## Dataset entries
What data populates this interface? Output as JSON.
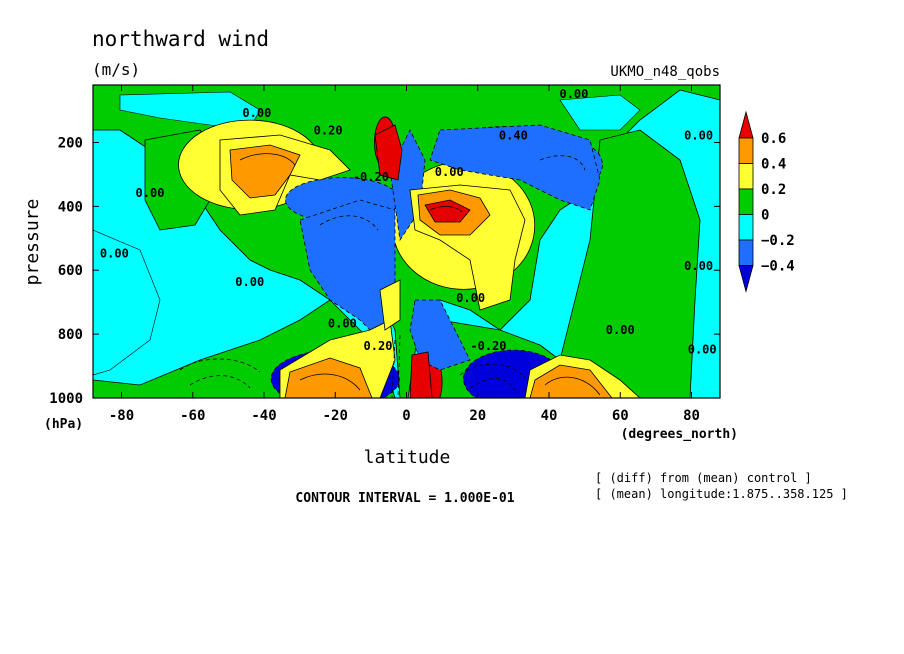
{
  "chart_data": {
    "type": "heatmap",
    "title": "northward wind",
    "units": "(m/s)",
    "dataset": "UKMO_n48_qobs",
    "xlabel": "latitude",
    "xunit": "(degrees_north)",
    "ylabel": "pressure",
    "yunit": "(hPa)",
    "xlim": [
      -88,
      88
    ],
    "ylim": [
      1000,
      20
    ],
    "xticks": [
      -80,
      -60,
      -40,
      -20,
      0,
      20,
      40,
      60,
      80
    ],
    "yticks": [
      200,
      400,
      600,
      800,
      1000
    ],
    "contour_interval": "CONTOUR INTERVAL = 1.000E-01",
    "notes": [
      "[ (diff) from (mean) control ]",
      "[ (mean) longitude:1.875..358.125 ]"
    ],
    "colorbar": {
      "labels": [
        "0.6",
        "0.4",
        "0.2",
        "0",
        "−0.2",
        "−0.4"
      ],
      "colors": [
        "#e60000",
        "#ff9900",
        "#ffff33",
        "#00cc00",
        "#00ffff",
        "#1f6fff",
        "#0000dd"
      ]
    },
    "contour_labels": [
      {
        "text": "0.00",
        "lat": -42,
        "p": 120
      },
      {
        "text": "0.20",
        "lat": -22,
        "p": 175
      },
      {
        "text": "0.40",
        "lat": 30,
        "p": 190
      },
      {
        "text": "0.00",
        "lat": 47,
        "p": 60
      },
      {
        "text": "0.00",
        "lat": 82,
        "p": 190
      },
      {
        "text": "0.00",
        "lat": -72,
        "p": 370
      },
      {
        "text": "-0.20",
        "lat": -10,
        "p": 320
      },
      {
        "text": "0.00",
        "lat": 12,
        "p": 305
      },
      {
        "text": "0.00",
        "lat": -82,
        "p": 560
      },
      {
        "text": "0.00",
        "lat": -44,
        "p": 650
      },
      {
        "text": "0.00",
        "lat": 18,
        "p": 700
      },
      {
        "text": "0.00",
        "lat": -18,
        "p": 780
      },
      {
        "text": "0.20",
        "lat": -8,
        "p": 850
      },
      {
        "text": "-0.20",
        "lat": 23,
        "p": 850
      },
      {
        "text": "0.00",
        "lat": 60,
        "p": 800
      },
      {
        "text": "0.00",
        "lat": 82,
        "p": 600
      },
      {
        "text": "0.00",
        "lat": 83,
        "p": 860
      }
    ],
    "blobs": [
      {
        "level": "0.4",
        "lat": -44,
        "p": 250,
        "dlat": 14,
        "dp": 90
      },
      {
        "level": "0.2",
        "lat": -44,
        "p": 270,
        "dlat": 20,
        "dp": 140
      },
      {
        "level": "0.4",
        "lat": 8,
        "p": 400,
        "dlat": 14,
        "dp": 80
      },
      {
        "level": "0.2",
        "lat": 16,
        "p": 460,
        "dlat": 20,
        "dp": 200
      },
      {
        "level": "-0.2",
        "lat": -18,
        "p": 380,
        "dlat": 16,
        "dp": 70
      },
      {
        "level": "-0.2",
        "lat": 27,
        "p": 220,
        "dlat": 14,
        "dp": 70
      },
      {
        "level": "-0.2",
        "lat": 47,
        "p": 270,
        "dlat": 8,
        "dp": 70
      },
      {
        "level": "-0.4",
        "lat": -20,
        "p": 940,
        "dlat": 18,
        "dp": 90
      },
      {
        "level": "-0.4",
        "lat": 30,
        "p": 940,
        "dlat": 14,
        "dp": 90
      },
      {
        "level": "0.6",
        "lat": -24,
        "p": 965,
        "dlat": 9,
        "dp": 45
      },
      {
        "level": "0.6",
        "lat": 43,
        "p": 965,
        "dlat": 9,
        "dp": 45
      },
      {
        "level": "0.6",
        "lat": -6,
        "p": 200,
        "dlat": 3,
        "dp": 80
      },
      {
        "level": "0.6",
        "lat": 7,
        "p": 950,
        "dlat": 3,
        "dp": 80
      }
    ]
  }
}
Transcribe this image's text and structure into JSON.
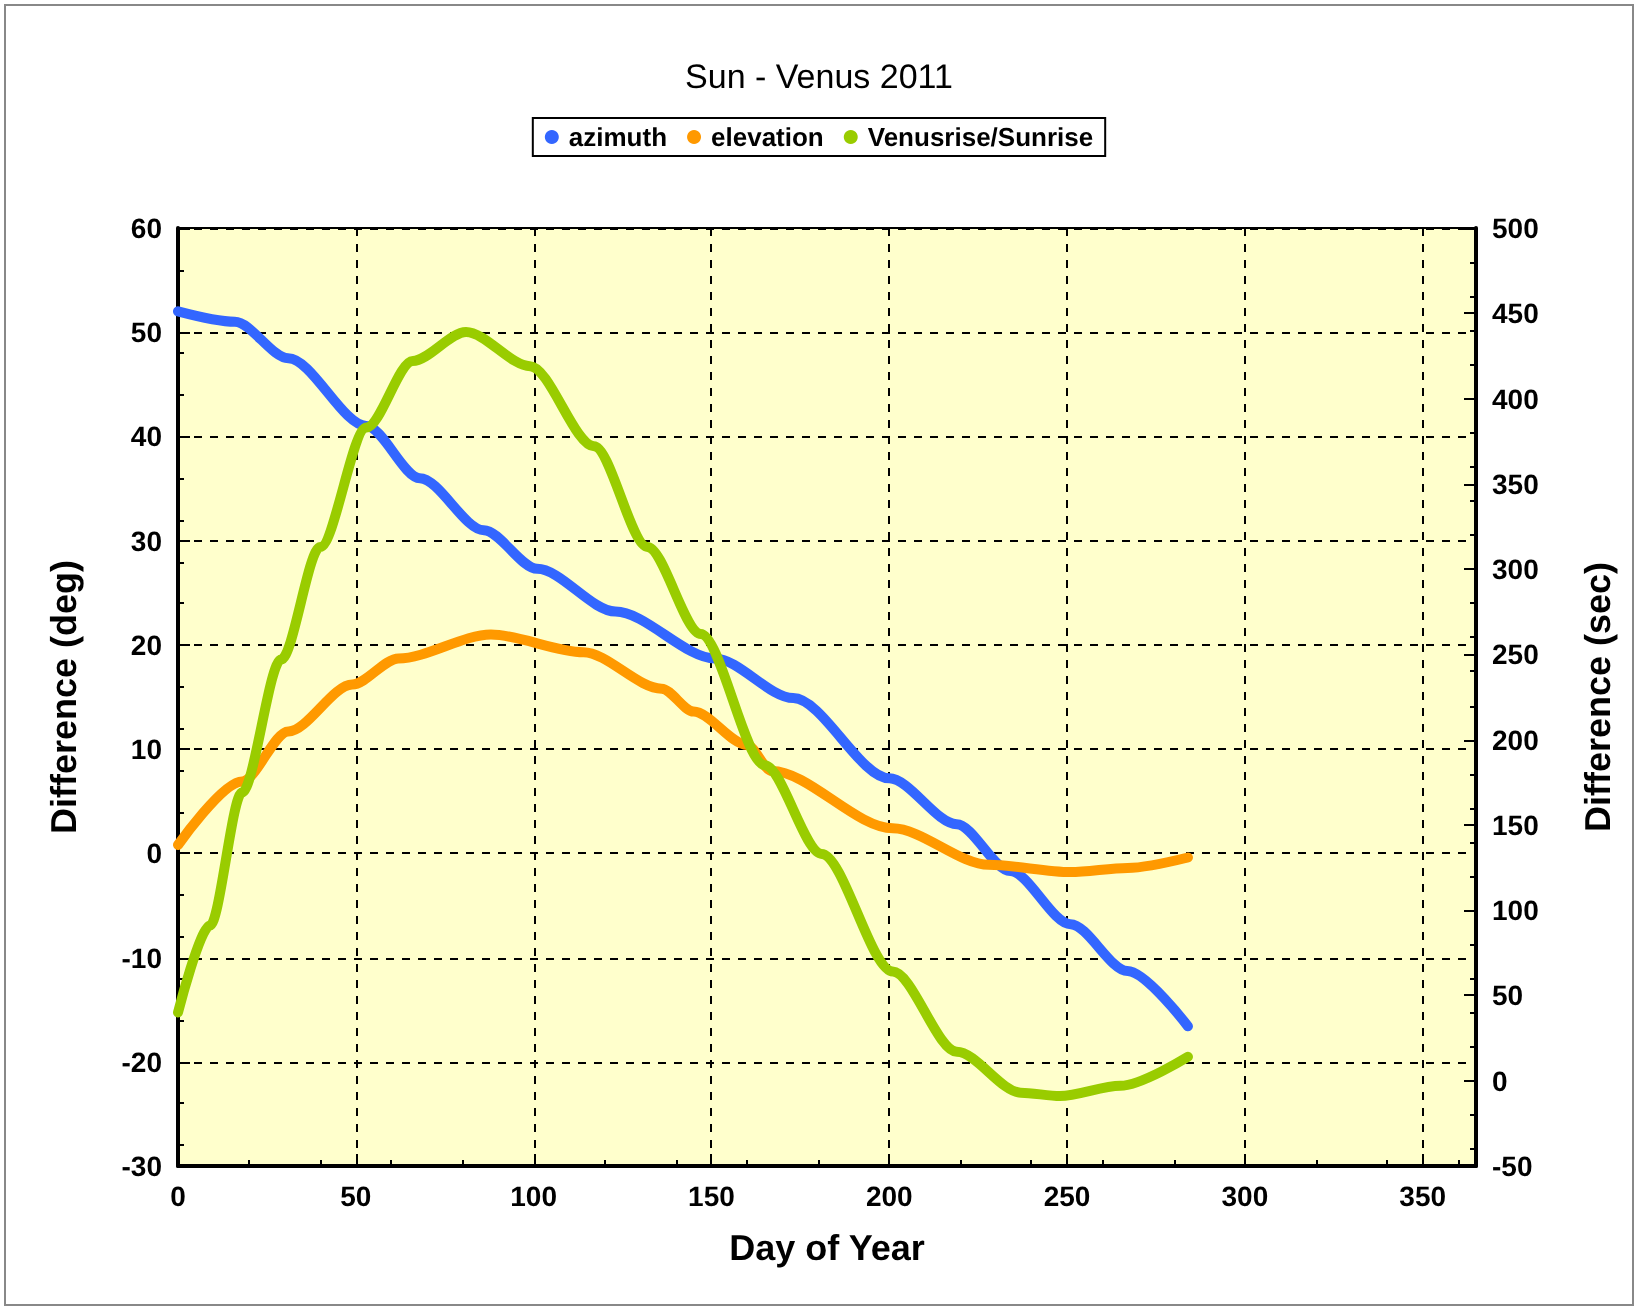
{
  "chart_data": {
    "type": "line",
    "title": "Sun - Venus 2011",
    "xlabel": "Day of Year",
    "ylabel": "Difference (deg)",
    "y2label": "Difference (sec)",
    "xlim": [
      0,
      365
    ],
    "xticks": [
      0,
      50,
      100,
      150,
      200,
      250,
      300,
      350
    ],
    "ylim": [
      -30,
      60
    ],
    "yticks": [
      -30,
      -20,
      -10,
      0,
      10,
      20,
      30,
      40,
      50,
      60
    ],
    "y2lim": [
      -50,
      500
    ],
    "y2ticks": [
      -50,
      0,
      50,
      100,
      150,
      200,
      250,
      300,
      350,
      400,
      450,
      500
    ],
    "grid": true,
    "legend": "top",
    "marker": "none",
    "line_style": "solid",
    "series": [
      {
        "name": "azimuth",
        "color": "#3366ff",
        "x": [
          0,
          16,
          31,
          53,
          68,
          86,
          101,
          123,
          151,
          173,
          200,
          219,
          234,
          251,
          267,
          284
        ],
        "values": [
          52,
          51,
          47.5,
          41,
          36,
          31,
          27.3,
          23.2,
          18.7,
          14.9,
          7.2,
          2.8,
          -1.7,
          -6.8,
          -11.3,
          -16.6
        ]
      },
      {
        "name": "elevation",
        "color": "#ff9900",
        "x": [
          0,
          18,
          31,
          49,
          62,
          88,
          114,
          136,
          145,
          160,
          167,
          201,
          228,
          251,
          267,
          284
        ],
        "values": [
          0.8,
          6.9,
          11.7,
          16.2,
          18.7,
          21,
          19.3,
          15.8,
          13.6,
          10.4,
          7.9,
          2.4,
          -1.1,
          -1.8,
          -1.4,
          -0.4
        ]
      },
      {
        "name": "Venusrise/Sunrise",
        "color": "#99cc00",
        "axis": "y2",
        "x": [
          0,
          9,
          18,
          29,
          40,
          53,
          66,
          81,
          99,
          117,
          132,
          147,
          165,
          181,
          201,
          219,
          237,
          248,
          265,
          284
        ],
        "values": [
          40,
          91,
          169,
          247,
          313,
          383,
          422,
          439,
          419,
          372,
          313,
          262,
          185,
          133,
          64,
          17,
          -7,
          -9,
          -3,
          14
        ]
      }
    ]
  }
}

## Directions
In the records above, find each line with the word "title" and copy it.

## Reply
    "title": "northward wind",
    "title": "Sun - Venus 2011",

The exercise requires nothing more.